/---

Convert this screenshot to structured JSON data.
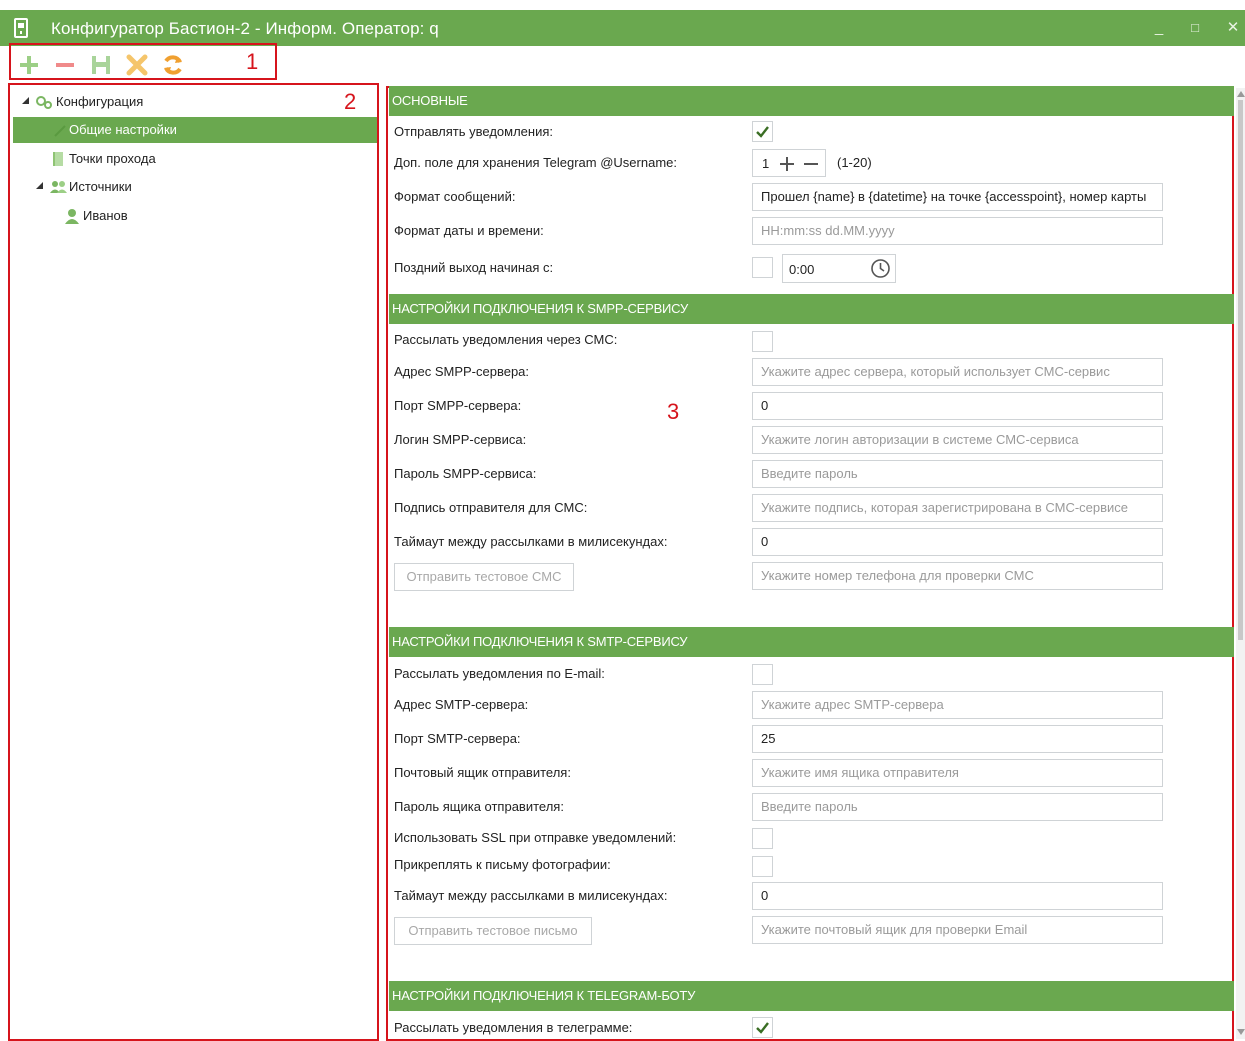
{
  "window": {
    "title": "Конфигуратор Бастион-2 - Информ. Оператор: q",
    "minimize": "_",
    "maximize": "□",
    "close": "✕",
    "accent": "#6aa84f"
  },
  "toolbar": {
    "icons": [
      "plus-icon",
      "minus-icon",
      "save-icon",
      "delete-icon",
      "refresh-icon"
    ]
  },
  "annotations": {
    "toolbar": "1",
    "tree": "2",
    "settings": "3",
    "color": "#d6141c"
  },
  "tree": {
    "root": "Конфигурация",
    "general": "Общие настройки",
    "points": "Точки прохода",
    "sources": "Источники",
    "user": "Иванов"
  },
  "basic": {
    "header": "ОСНОВНЫЕ",
    "send_label": "Отправлять уведомления:",
    "send_checked": true,
    "extra_label": "Доп. поле для хранения Telegram @Username:",
    "extra_value": "1",
    "extra_range": "(1-20)",
    "format_label": "Формат сообщений:",
    "format_value": "Прошел {name} в {datetime} на точке {accesspoint}, номер карты",
    "datetime_label": "Формат даты и времени:",
    "datetime_placeholder": "HH:mm:ss dd.MM.yyyy",
    "late_label": "Поздний выход начиная с:",
    "late_time": "0:00"
  },
  "smpp": {
    "header": "НАСТРОЙКИ ПОДКЛЮЧЕНИЯ К SMPP-СЕРВИСУ",
    "send_label": "Рассылать уведомления через СМС:",
    "address_label": "Адрес SMPP-сервера:",
    "address_placeholder": "Укажите адрес сервера, который использует СМС-сервис",
    "port_label": "Порт SMPP-сервера:",
    "port_value": "0",
    "login_label": "Логин SMPP-сервиса:",
    "login_placeholder": "Укажите логин авторизации в системе СМС-сервиса",
    "password_label": "Пароль SMPP-сервиса:",
    "password_placeholder": "Введите пароль",
    "signature_label": "Подпись отправителя для СМС:",
    "signature_placeholder": "Укажите подпись, которая зарегистрирована в СМС-сервисе",
    "timeout_label": "Таймаут между рассылками в милисекундах:",
    "timeout_value": "0",
    "test_button": "Отправить тестовое СМС",
    "test_placeholder": "Укажите номер телефона для проверки СМС"
  },
  "smtp": {
    "header": "НАСТРОЙКИ ПОДКЛЮЧЕНИЯ К SMTP-СЕРВИСУ",
    "send_label": "Рассылать уведомления по E-mail:",
    "address_label": "Адрес SMTP-сервера:",
    "address_placeholder": "Укажите адрес SMTP-сервера",
    "port_label": "Порт SMTP-сервера:",
    "port_value": "25",
    "mailbox_label": "Почтовый ящик отправителя:",
    "mailbox_placeholder": "Укажите имя ящика отправителя",
    "password_label": "Пароль ящика отправителя:",
    "password_placeholder": "Введите пароль",
    "ssl_label": "Использовать SSL при отправке уведомлений:",
    "attach_label": "Прикреплять к письму фотографии:",
    "timeout_label": "Таймаут между рассылками в милисекундах:",
    "timeout_value": "0",
    "test_button": "Отправить тестовое письмо",
    "test_placeholder": "Укажите почтовый ящик для проверки Email"
  },
  "telegram": {
    "header": "НАСТРОЙКИ ПОДКЛЮЧЕНИЯ К TELEGRAM-БОТУ",
    "send_label": "Рассылать уведомления в телеграмме:",
    "send_checked": true
  }
}
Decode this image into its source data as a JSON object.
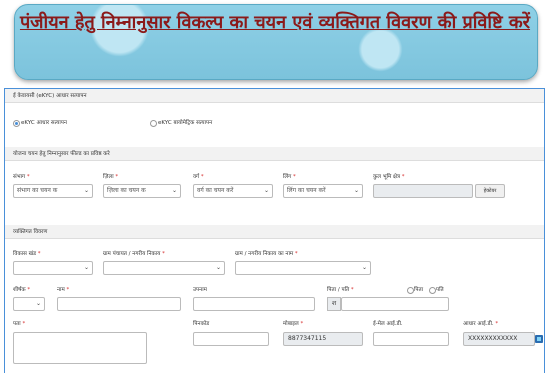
{
  "banner": {
    "title": "पंजीयन हेतु निम्नानुसार विकल्प का चयन एवं व्यक्तिगत विवरण की प्रविष्टि करें"
  },
  "ekyc": {
    "header": "ई केवायसी (eKYC) आधार सत्यापन",
    "option1": "eKYC आधार सत्यापन",
    "option2": "eKYC बायोमेट्रिक सत्यापन"
  },
  "scheme": {
    "header": "योजना चयन हेतु निम्नानुसार फील्ड का प्रविष्ठ करे",
    "sambhag_label": "संभाग",
    "sambhag_value": "संभाग का चयन क",
    "jila_label": "ज़िला",
    "jila_value": "ज़िला का चयन क",
    "varg_label": "वर्ग",
    "varg_value": "वर्ग का चयन करें",
    "ling_label": "लिंग",
    "ling_value": "लिंग का चयन करें",
    "land_label": "कुल भूमि क्षेत्र",
    "land_unit": "हेक्टेयर"
  },
  "personal": {
    "header": "व्यक्तिगत विवरण",
    "block_label": "विकास खंड",
    "gram_label": "ग्राम पंचायत / नगरीय निकाय",
    "gram_name_label": "ग्राम / नगरीय निकाय का नाम",
    "title_label": "शीर्षक",
    "name_label": "नाम",
    "upnaam_label": "उपनाम",
    "father_label": "पिता / पति",
    "father_prefix": "श",
    "father_opt": "पिता",
    "husband_opt": "पति",
    "address_label": "पता",
    "pincode_label": "पिनकोड",
    "mobile_label": "मोबाइल",
    "mobile_value": "8877347115",
    "email_label": "ई-मेल आई.डी.",
    "aadhaar_label": "आधार आई.डी.",
    "aadhaar_value": "XXXXXXXXXXXX"
  },
  "required_mark": "*"
}
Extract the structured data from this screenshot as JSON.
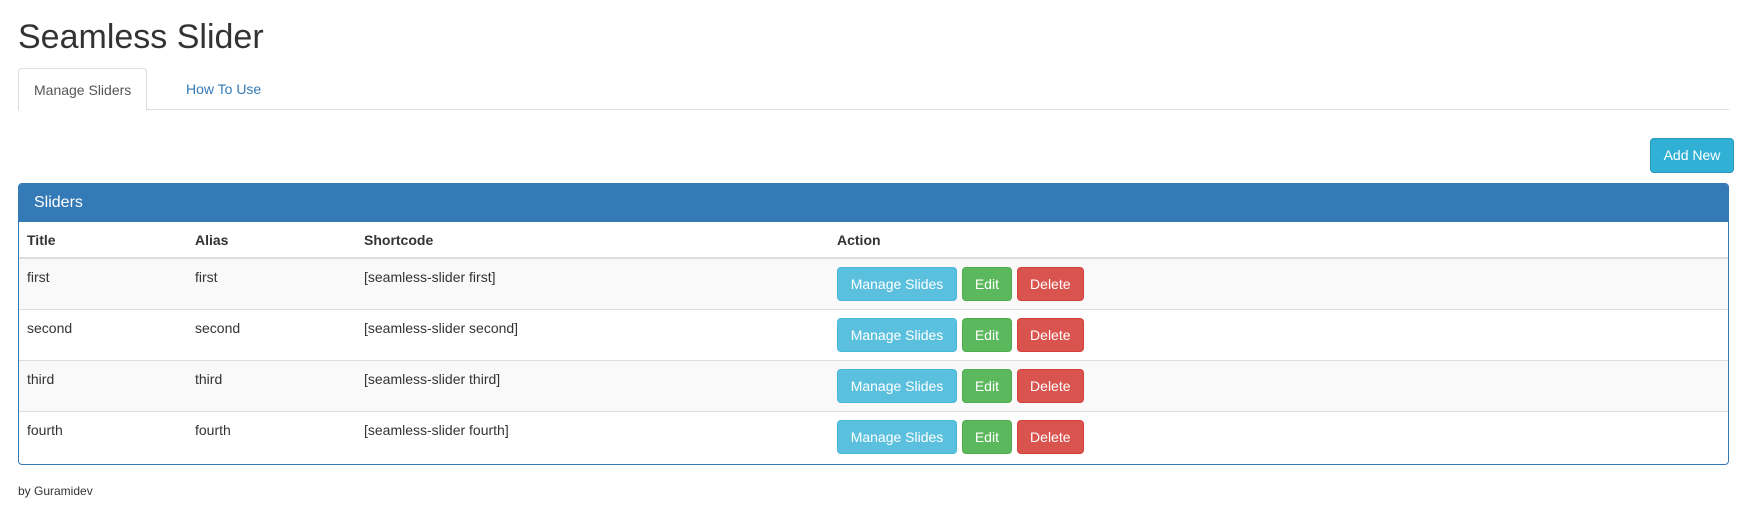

\---

Task instructions
For the entries shown above, give the number of lines that include the word "уведомления", without any other text.

Exercise result
4